What to produce:
Read through the records below and copy each line that uses the word "коммунальными".

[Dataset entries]
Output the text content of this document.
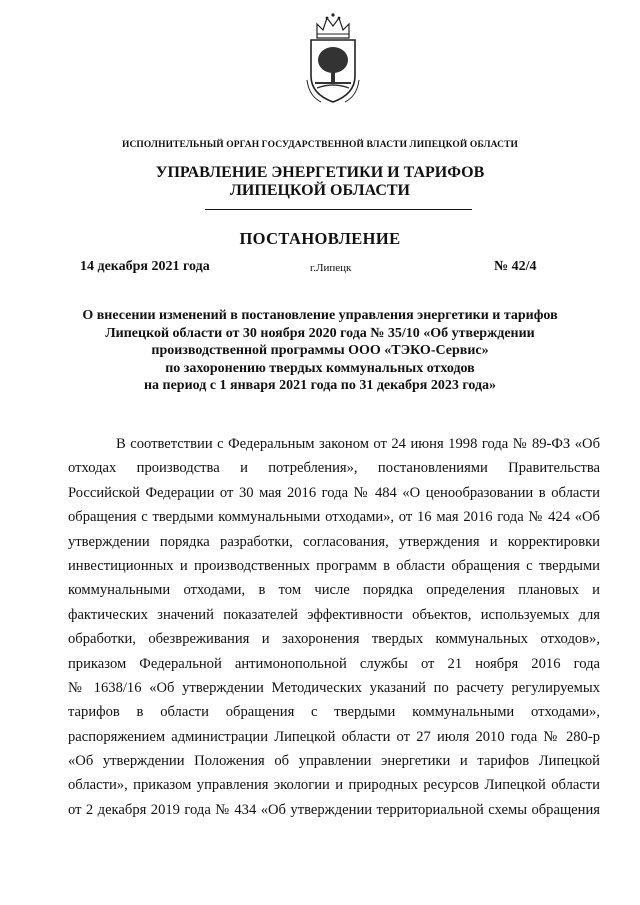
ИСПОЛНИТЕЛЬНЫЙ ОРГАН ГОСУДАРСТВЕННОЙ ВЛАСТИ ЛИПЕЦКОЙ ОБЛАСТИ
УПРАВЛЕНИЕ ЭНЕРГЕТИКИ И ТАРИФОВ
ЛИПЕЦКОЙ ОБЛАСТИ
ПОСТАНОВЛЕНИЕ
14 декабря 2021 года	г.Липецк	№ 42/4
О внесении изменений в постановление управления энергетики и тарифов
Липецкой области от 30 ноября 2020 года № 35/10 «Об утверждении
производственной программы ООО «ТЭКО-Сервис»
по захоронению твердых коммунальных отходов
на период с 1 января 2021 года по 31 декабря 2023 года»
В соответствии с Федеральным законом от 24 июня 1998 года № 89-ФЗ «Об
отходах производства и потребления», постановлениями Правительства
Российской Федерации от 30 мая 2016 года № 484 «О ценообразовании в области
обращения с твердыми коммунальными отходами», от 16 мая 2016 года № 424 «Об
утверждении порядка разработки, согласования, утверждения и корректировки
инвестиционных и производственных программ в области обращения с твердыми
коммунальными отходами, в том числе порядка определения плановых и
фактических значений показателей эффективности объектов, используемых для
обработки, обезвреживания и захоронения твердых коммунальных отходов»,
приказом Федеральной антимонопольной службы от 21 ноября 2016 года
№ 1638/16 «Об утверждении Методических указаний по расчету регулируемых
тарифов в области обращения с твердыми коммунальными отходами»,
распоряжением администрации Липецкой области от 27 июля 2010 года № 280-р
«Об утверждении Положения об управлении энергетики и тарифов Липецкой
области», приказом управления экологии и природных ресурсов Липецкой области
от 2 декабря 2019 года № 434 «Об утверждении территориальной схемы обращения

==

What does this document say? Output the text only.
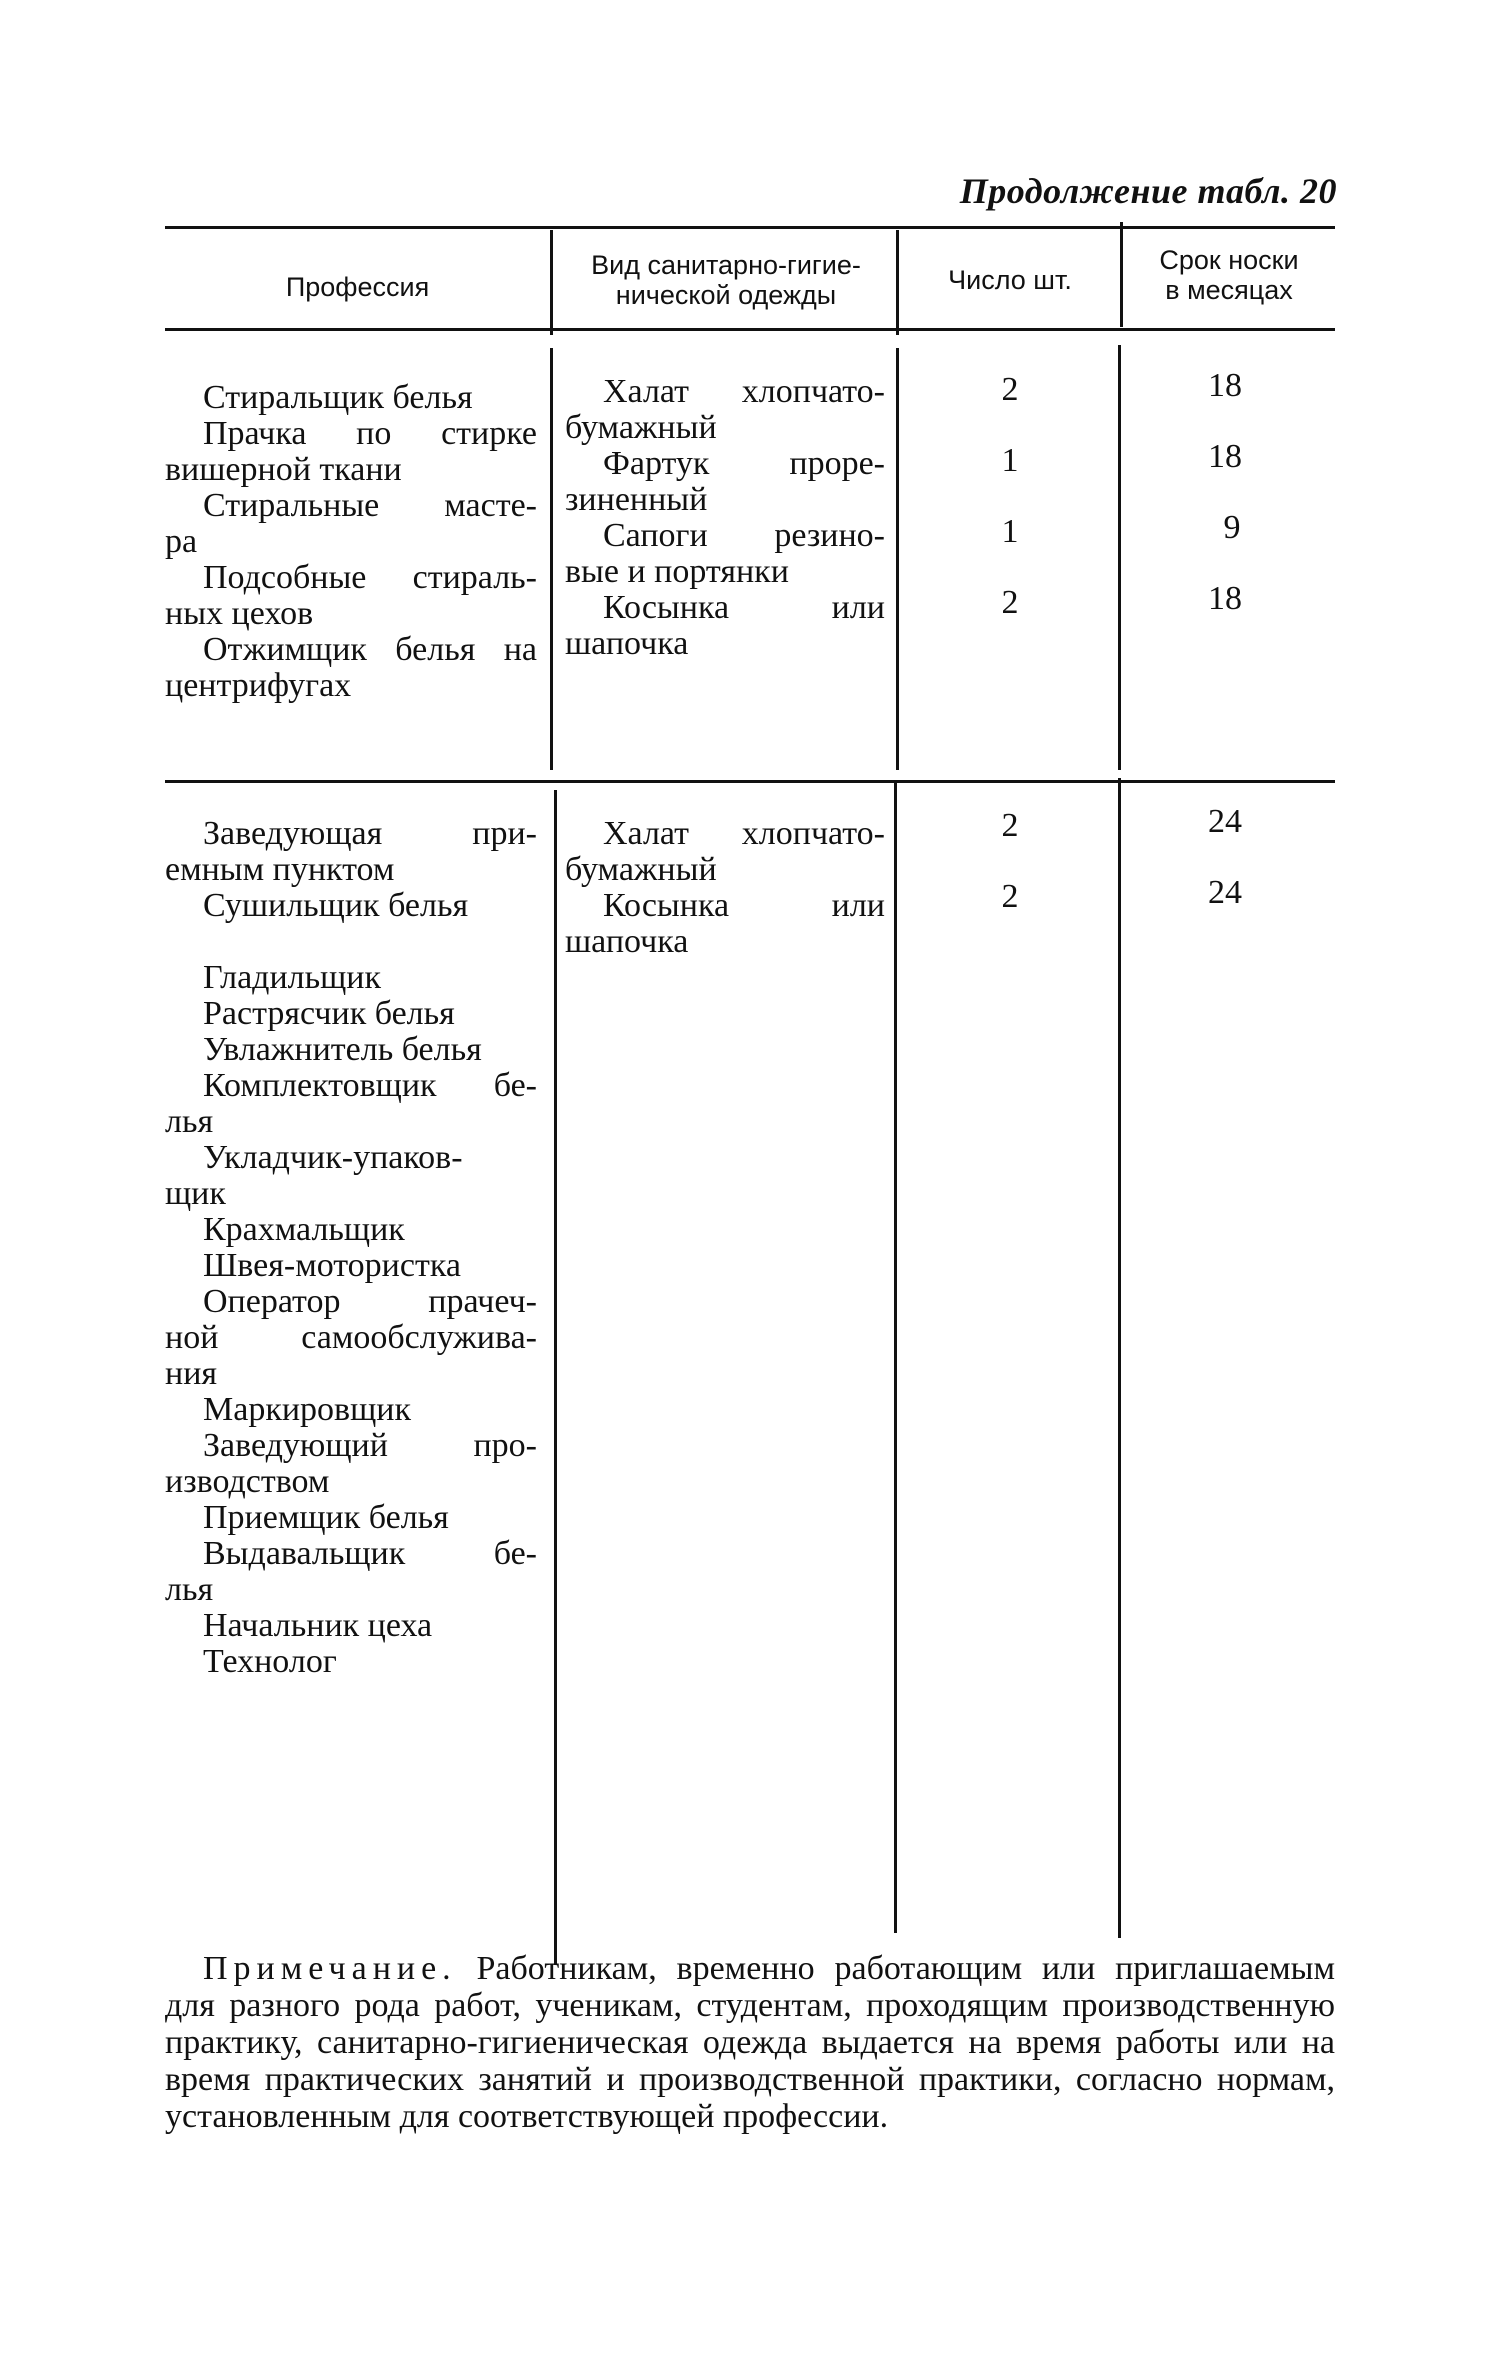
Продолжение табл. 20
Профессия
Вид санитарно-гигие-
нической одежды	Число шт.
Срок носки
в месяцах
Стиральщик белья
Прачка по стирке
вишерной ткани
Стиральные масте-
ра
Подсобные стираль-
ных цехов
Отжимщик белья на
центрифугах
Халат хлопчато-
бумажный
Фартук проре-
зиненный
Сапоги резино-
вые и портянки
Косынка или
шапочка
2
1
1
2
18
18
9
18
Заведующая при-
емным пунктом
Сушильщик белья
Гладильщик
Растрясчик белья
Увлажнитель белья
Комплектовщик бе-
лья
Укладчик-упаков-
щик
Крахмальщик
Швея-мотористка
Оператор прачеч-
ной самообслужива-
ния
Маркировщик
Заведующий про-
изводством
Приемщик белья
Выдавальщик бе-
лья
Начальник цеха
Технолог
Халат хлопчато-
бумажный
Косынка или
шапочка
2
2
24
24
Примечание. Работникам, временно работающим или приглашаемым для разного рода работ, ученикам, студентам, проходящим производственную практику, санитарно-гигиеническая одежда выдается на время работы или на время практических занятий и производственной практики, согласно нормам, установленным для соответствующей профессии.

Response:
обращения с твердыми коммунальными отходами», от 16 мая 2016 года № 424 «Об
коммунальными отходами, в том числе порядка определения плановых и
тарифов в области обращения с твердыми коммунальными отходами»,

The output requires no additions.